- **Stored data entries**:
--- begin ---

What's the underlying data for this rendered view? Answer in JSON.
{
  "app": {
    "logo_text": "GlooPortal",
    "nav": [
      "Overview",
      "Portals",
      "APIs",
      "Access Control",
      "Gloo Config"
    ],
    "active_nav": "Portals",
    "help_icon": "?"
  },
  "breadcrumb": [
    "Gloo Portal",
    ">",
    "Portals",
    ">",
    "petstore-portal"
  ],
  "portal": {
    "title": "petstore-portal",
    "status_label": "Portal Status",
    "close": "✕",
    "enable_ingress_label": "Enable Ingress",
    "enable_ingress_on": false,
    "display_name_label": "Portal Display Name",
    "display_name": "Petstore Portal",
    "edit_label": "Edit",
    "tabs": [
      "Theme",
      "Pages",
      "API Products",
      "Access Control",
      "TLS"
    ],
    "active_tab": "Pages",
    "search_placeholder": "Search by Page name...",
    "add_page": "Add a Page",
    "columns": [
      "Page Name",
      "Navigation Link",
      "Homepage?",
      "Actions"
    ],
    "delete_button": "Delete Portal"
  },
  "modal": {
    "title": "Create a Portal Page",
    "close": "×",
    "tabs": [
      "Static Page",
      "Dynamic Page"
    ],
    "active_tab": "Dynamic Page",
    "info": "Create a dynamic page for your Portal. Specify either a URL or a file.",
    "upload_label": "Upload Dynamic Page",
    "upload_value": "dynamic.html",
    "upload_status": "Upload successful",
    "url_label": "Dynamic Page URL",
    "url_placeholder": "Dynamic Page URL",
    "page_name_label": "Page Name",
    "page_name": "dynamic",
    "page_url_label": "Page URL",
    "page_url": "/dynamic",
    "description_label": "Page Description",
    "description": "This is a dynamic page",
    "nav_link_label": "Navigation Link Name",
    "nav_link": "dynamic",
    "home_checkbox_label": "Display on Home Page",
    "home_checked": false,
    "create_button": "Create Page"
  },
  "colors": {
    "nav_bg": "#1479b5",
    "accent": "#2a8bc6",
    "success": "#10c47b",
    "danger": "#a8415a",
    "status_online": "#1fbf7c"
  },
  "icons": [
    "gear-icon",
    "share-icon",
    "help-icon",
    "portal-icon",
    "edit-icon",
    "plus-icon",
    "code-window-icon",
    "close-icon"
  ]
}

--- end ---

- **Description of the task**: Every record above needs to be repeated word for word.

- **Problem solution**:
What's the underlying data for this rendered view? Answer in JSON.
{
  "app": {
    "logo_text": "GlooPortal",
    "nav": [
      "Overview",
      "Portals",
      "APIs",
      "Access Control",
      "Gloo Config"
    ],
    "active_nav": "Portals",
    "help_icon": "?"
  },
  "breadcrumb": [
    "Gloo Portal",
    ">",
    "Portals",
    ">",
    "petstore-portal"
  ],
  "portal": {
    "title": "petstore-portal",
    "status_label": "Portal Status",
    "close": "✕",
    "enable_ingress_label": "Enable Ingress",
    "enable_ingress_on": false,
    "display_name_label": "Portal Display Name",
    "display_name": "Petstore Portal",
    "edit_label": "Edit",
    "tabs": [
      "Theme",
      "Pages",
      "API Products",
      "Access Control",
      "TLS"
    ],
    "active_tab": "Pages",
    "search_placeholder": "Search by Page name...",
    "add_page": "Add a Page",
    "columns": [
      "Page Name",
      "Navigation Link",
      "Homepage?",
      "Actions"
    ],
    "delete_button": "Delete Portal"
  },
  "modal": {
    "title": "Create a Portal Page",
    "close": "×",
    "tabs": [
      "Static Page",
      "Dynamic Page"
    ],
    "active_tab": "Dynamic Page",
    "info": "Create a dynamic page for your Portal. Specify either a URL or a file.",
    "upload_label": "Upload Dynamic Page",
    "upload_value": "dynamic.html",
    "upload_status": "Upload successful",
    "url_label": "Dynamic Page URL",
    "url_placeholder": "Dynamic Page URL",
    "page_name_label": "Page Name",
    "page_name": "dynamic",
    "page_url_label": "Page URL",
    "page_url": "/dynamic",
    "description_label": "Page Description",
    "description": "This is a dynamic page",
    "nav_link_label": "Navigation Link Name",
    "nav_link": "dynamic",
    "home_checkbox_label": "Display on Home Page",
    "home_checked": false,
    "create_button": "Create Page"
  },
  "colors": {
    "nav_bg": "#1479b5",
    "accent": "#2a8bc6",
    "success": "#10c47b",
    "danger": "#a8415a",
    "status_online": "#1fbf7c"
  },
  "icons": [
    "gear-icon",
    "share-icon",
    "help-icon",
    "portal-icon",
    "edit-icon",
    "plus-icon",
    "code-window-icon",
    "close-icon"
  ]
}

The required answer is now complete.